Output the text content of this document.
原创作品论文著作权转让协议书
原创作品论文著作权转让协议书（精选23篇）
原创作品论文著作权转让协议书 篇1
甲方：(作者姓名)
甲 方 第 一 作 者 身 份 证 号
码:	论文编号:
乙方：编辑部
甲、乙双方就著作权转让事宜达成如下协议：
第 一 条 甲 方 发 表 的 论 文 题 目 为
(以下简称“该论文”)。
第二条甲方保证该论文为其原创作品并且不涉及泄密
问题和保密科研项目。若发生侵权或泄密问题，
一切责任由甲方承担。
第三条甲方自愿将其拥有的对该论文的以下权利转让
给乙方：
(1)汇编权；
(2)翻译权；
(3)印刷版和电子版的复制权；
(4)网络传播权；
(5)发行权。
____
*Task description*. Copy the data above in full, character for character.

*Task result*.
Output the text content of this document.
原创作品论文著作权转让协议书
原创作品论文著作权转让协议书（精选23篇）
原创作品论文著作权转让协议书 篇1
甲方：(作者姓名)
甲 方 第 一 作 者 身 份 证 号
码:	论文编号:
乙方：编辑部
甲、乙双方就著作权转让事宜达成如下协议：
第 一 条 甲 方 发 表 的 论 文 题 目 为
(以下简称“该论文”)。
第二条甲方保证该论文为其原创作品并且不涉及泄密
问题和保密科研项目。若发生侵权或泄密问题，
一切责任由甲方承担。
第三条甲方自愿将其拥有的对该论文的以下权利转让
给乙方：
(1)汇编权；
(2)翻译权；
(3)印刷版和电子版的复制权；
(4)网络传播权；
(5)发行权。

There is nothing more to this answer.